Which lines below hold the word "处的小磁针的"? Report each one.

EXERCISE INPUT >>
* start *
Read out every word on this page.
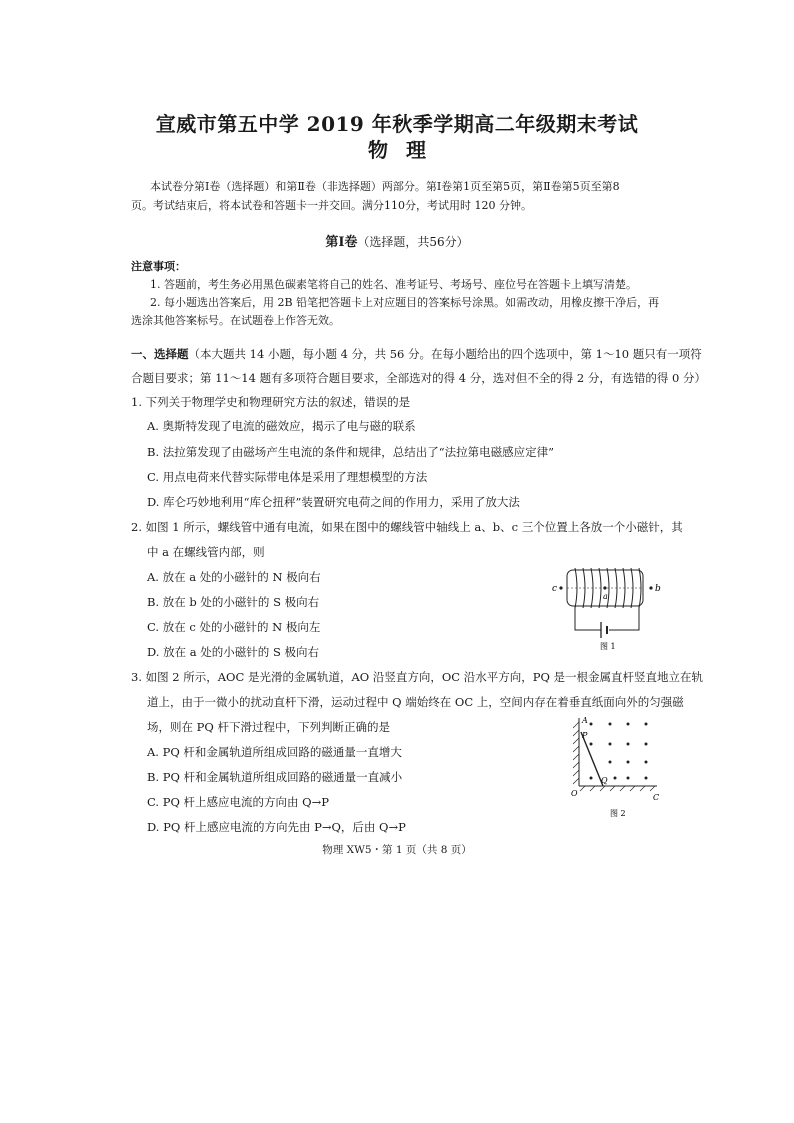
宣威市第五中学 2019 年秋季学期高二年级期末考试
物理
本试卷分第Ⅰ卷（选择题）和第Ⅱ卷（非选择题）两部分。第Ⅰ卷第1页至第5页，第Ⅱ卷第5页至第8
页。考试结束后，将本试卷和答题卡一并交回。满分110分，考试用时 120 分钟。
第Ⅰ卷（选择题，共56分）
注意事项：
1. 答题前，考生务必用黑色碳素笔将自己的姓名、准考证号、考场号、座位号在答题卡上填写清楚。
2. 每小题选出答案后，用 2B 铅笔把答题卡上对应题目的答案标号涂黑。如需改动，用橡皮擦干净后，再
选涂其他答案标号。在试题卷上作答无效。
一、选择题（本大题共 14 小题，每小题 4 分，共 56 分。在每小题给出的四个选项中，第 1～10 题只有一项符
合题目要求；第 11～14 题有多项符合题目要求，全部选对的得 4 分，选对但不全的得 2 分，有选错的得 0 分）
1. 下列关于物理学史和物理研究方法的叙述，错误的是
A. 奥斯特发现了电流的磁效应，揭示了电与磁的联系
B. 法拉第发现了由磁场产生电流的条件和规律，总结出了“法拉第电磁感应定律”
C. 用点电荷来代替实际带电体是采用了理想模型的方法
D. 库仑巧妙地利用“库仑扭秤”装置研究电荷之间的作用力，采用了放大法
2. 如图 1 所示，螺线管中通有电流，如果在图中的螺线管中轴线上 a、b、c 三个位置上各放一个小磁针，其
中 a 在螺线管内部，则
A. 放在 a 处的小磁针的 N 极向右
B. 放在 b 处的小磁针的 S 极向右
C. 放在 c 处的小磁针的 N 极向左
D. 放在 a 处的小磁针的 S 极向右
c	b
a
图 1
3. 如图 2 所示，AOC 是光滑的金属轨道，AO 沿竖直方向，OC 沿水平方向，PQ 是一根金属直杆竖直地立在轨
道上，由于一微小的扰动直杆下滑，运动过程中 Q 端始终在 OC 上，空间内存在着垂直纸面向外的匀强磁
场，则在 PQ 杆下滑过程中，下列判断正确的是
A. PQ 杆和金属轨道所组成回路的磁通量一直增大
B. PQ 杆和金属轨道所组成回路的磁通量一直减小
C. PQ 杆上感应电流的方向由 Q→P
D. PQ 杆上感应电流的方向先由 P→Q，后由 Q→P
A
P
Q
O	C
图 2
物理 XW5・第 1 页（共 8 页）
* end *
EXERCISE ANSWER >>
A. 放在 a 处的小磁针的 N 极向右
B. 放在 b 处的小磁针的 S 极向右
C. 放在 c 处的小磁针的 N 极向左
D. 放在 a 处的小磁针的 S 极向右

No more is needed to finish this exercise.